=== OBJECTIVE ===
Copy out the listing that follows, exactly, without its pictures.

=== RECORDS FOR PROCESSING ===
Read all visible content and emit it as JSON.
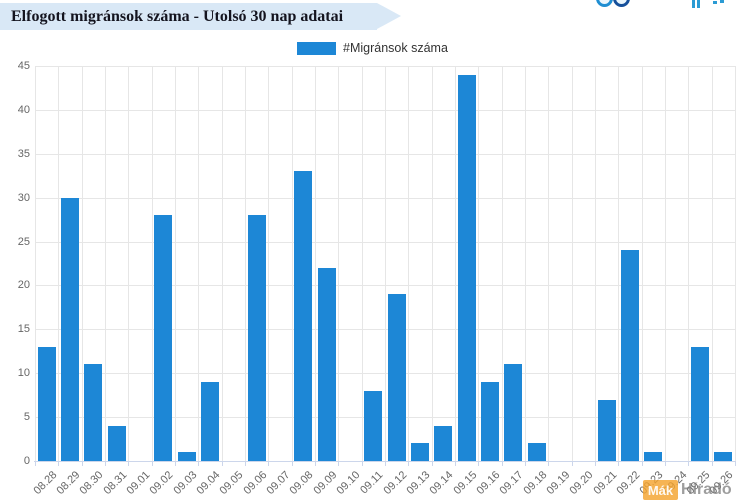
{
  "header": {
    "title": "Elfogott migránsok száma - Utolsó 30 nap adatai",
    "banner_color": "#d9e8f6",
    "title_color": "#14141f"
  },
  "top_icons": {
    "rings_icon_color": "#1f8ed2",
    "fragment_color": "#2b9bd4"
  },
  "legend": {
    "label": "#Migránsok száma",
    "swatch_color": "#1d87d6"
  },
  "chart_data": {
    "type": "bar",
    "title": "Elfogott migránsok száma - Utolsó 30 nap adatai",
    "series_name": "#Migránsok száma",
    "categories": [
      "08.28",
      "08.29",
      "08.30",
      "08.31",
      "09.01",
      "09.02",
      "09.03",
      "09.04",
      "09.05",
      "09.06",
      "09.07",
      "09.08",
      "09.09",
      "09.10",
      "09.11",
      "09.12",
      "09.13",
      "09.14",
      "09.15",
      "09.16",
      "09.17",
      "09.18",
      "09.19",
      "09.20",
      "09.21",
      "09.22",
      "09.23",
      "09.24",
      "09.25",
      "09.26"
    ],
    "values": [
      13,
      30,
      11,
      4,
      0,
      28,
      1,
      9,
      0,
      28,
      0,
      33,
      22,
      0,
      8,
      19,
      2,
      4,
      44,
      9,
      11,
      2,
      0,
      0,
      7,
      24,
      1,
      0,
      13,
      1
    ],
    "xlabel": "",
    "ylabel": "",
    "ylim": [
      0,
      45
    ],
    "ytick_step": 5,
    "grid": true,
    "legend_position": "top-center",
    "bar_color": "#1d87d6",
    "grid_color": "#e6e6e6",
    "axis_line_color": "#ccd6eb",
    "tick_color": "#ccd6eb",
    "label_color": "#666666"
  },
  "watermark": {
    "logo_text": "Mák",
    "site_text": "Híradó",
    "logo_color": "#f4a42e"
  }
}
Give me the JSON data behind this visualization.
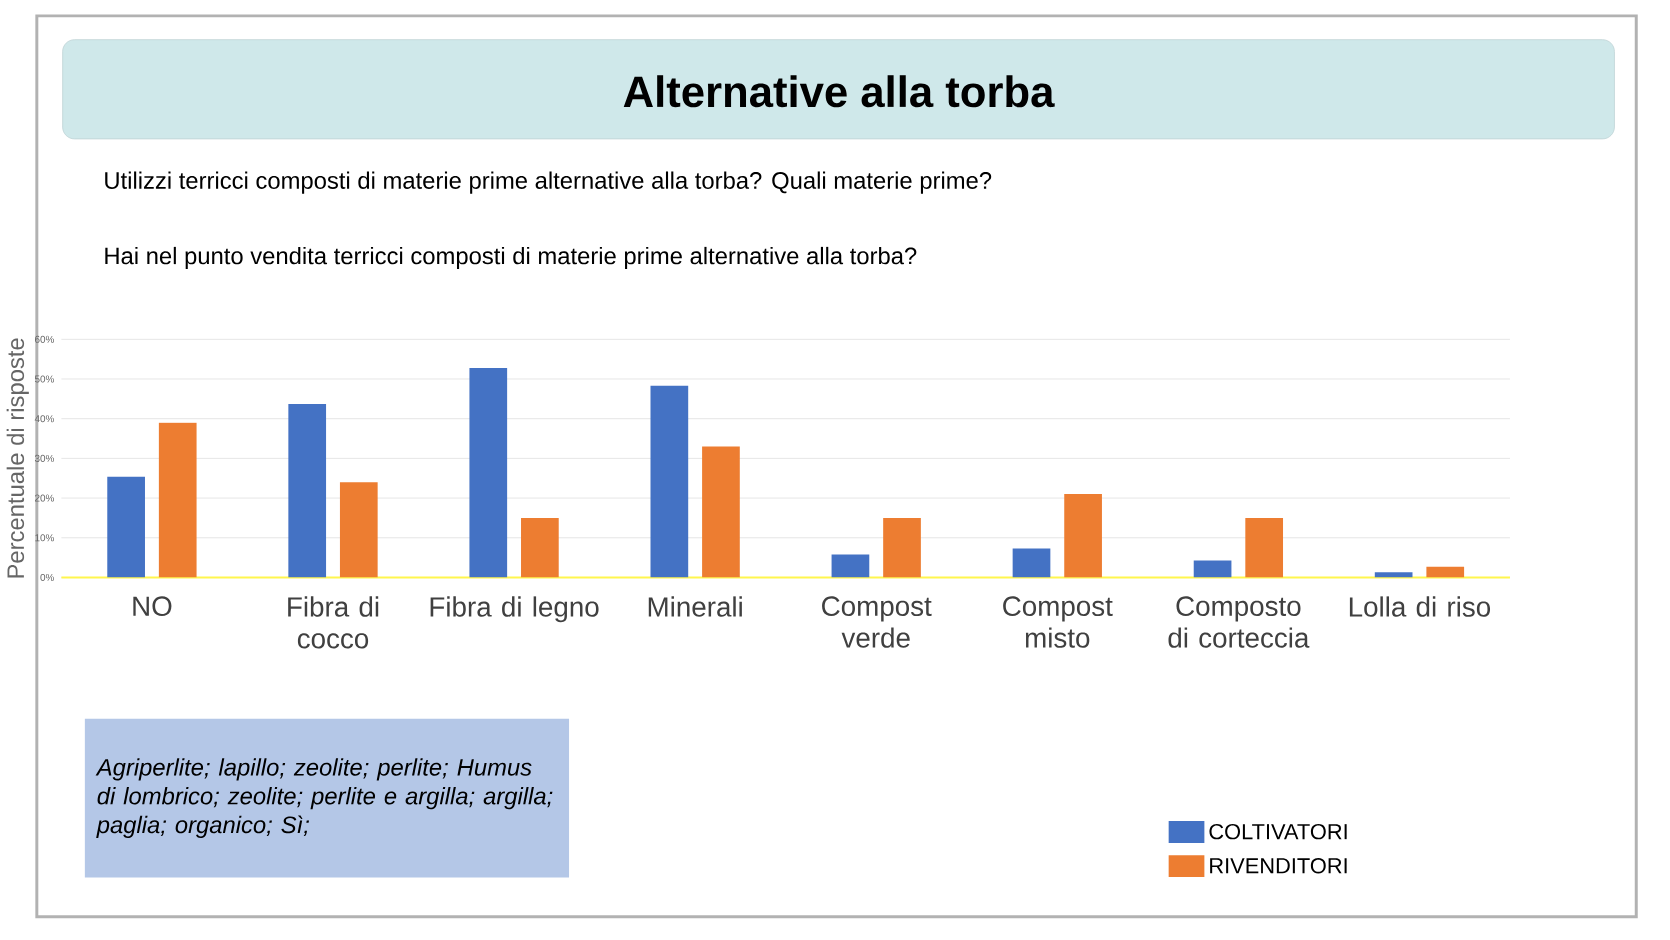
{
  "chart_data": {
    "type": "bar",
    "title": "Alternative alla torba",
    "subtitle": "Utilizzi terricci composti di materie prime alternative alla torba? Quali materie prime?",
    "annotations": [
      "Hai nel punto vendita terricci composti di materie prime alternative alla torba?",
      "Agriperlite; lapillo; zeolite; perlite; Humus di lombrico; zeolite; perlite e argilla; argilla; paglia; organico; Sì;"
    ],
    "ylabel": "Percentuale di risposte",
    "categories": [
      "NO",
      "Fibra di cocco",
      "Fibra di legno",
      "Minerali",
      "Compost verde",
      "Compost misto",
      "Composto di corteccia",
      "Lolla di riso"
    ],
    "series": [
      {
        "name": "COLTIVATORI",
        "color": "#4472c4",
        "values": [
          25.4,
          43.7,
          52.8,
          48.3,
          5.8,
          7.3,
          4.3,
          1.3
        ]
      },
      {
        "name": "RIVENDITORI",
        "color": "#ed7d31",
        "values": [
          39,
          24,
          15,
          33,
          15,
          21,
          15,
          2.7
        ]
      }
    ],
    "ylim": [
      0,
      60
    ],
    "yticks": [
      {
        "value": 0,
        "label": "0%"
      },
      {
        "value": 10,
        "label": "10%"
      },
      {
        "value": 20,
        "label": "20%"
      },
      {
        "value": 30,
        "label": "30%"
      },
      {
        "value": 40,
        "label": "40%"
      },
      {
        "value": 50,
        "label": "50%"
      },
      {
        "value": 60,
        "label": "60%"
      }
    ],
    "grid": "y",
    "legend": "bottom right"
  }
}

=== RESPONSE FOR THIS EXERCISE ===
Read all visible content and emit it as JSON.
{
  "header": {
    "title": "Elfogott migránsok száma - Utolsó 30 nap adatai",
    "banner_color": "#d9e8f6",
    "title_color": "#14141f"
  },
  "top_icons": {
    "rings_icon_color": "#1f8ed2",
    "fragment_color": "#2b9bd4"
  },
  "legend": {
    "label": "#Migránsok száma",
    "swatch_color": "#1d87d6"
  },
  "chart_data": {
    "type": "bar",
    "title": "Elfogott migránsok száma - Utolsó 30 nap adatai",
    "series_name": "#Migránsok száma",
    "categories": [
      "08.28",
      "08.29",
      "08.30",
      "08.31",
      "09.01",
      "09.02",
      "09.03",
      "09.04",
      "09.05",
      "09.06",
      "09.07",
      "09.08",
      "09.09",
      "09.10",
      "09.11",
      "09.12",
      "09.13",
      "09.14",
      "09.15",
      "09.16",
      "09.17",
      "09.18",
      "09.19",
      "09.20",
      "09.21",
      "09.22",
      "09.23",
      "09.24",
      "09.25",
      "09.26"
    ],
    "values": [
      13,
      30,
      11,
      4,
      0,
      28,
      1,
      9,
      0,
      28,
      0,
      33,
      22,
      0,
      8,
      19,
      2,
      4,
      44,
      9,
      11,
      2,
      0,
      0,
      7,
      24,
      1,
      0,
      13,
      1
    ],
    "xlabel": "",
    "ylabel": "",
    "ylim": [
      0,
      45
    ],
    "ytick_step": 5,
    "grid": true,
    "legend_position": "top-center",
    "bar_color": "#1d87d6",
    "grid_color": "#e6e6e6",
    "axis_line_color": "#ccd6eb",
    "tick_color": "#ccd6eb",
    "label_color": "#666666"
  },
  "watermark": {
    "logo_text": "Mák",
    "site_text": "Híradó",
    "logo_color": "#f4a42e"
  }
}
Give me the JSON data behind this visualization.
{
  "chart_data": {
    "type": "bar",
    "title": "Alternative alla torba",
    "subtitle": "Utilizzi terricci composti di materie prime alternative alla torba? Quali materie prime?",
    "annotations": [
      "Hai nel punto vendita terricci composti di materie prime alternative alla torba?",
      "Agriperlite; lapillo; zeolite; perlite; Humus di lombrico; zeolite; perlite e argilla; argilla; paglia; organico; Sì;"
    ],
    "ylabel": "Percentuale di risposte",
    "categories": [
      "NO",
      "Fibra di cocco",
      "Fibra di legno",
      "Minerali",
      "Compost verde",
      "Compost misto",
      "Composto di corteccia",
      "Lolla di riso"
    ],
    "series": [
      {
        "name": "COLTIVATORI",
        "color": "#4472c4",
        "values": [
          25.4,
          43.7,
          52.8,
          48.3,
          5.8,
          7.3,
          4.3,
          1.3
        ]
      },
      {
        "name": "RIVENDITORI",
        "color": "#ed7d31",
        "values": [
          39,
          24,
          15,
          33,
          15,
          21,
          15,
          2.7
        ]
      }
    ],
    "ylim": [
      0,
      60
    ],
    "yticks": [
      {
        "value": 0,
        "label": "0%"
      },
      {
        "value": 10,
        "label": "10%"
      },
      {
        "value": 20,
        "label": "20%"
      },
      {
        "value": 30,
        "label": "30%"
      },
      {
        "value": 40,
        "label": "40%"
      },
      {
        "value": 50,
        "label": "50%"
      },
      {
        "value": 60,
        "label": "60%"
      }
    ],
    "grid": "y",
    "legend": "bottom right"
  }
}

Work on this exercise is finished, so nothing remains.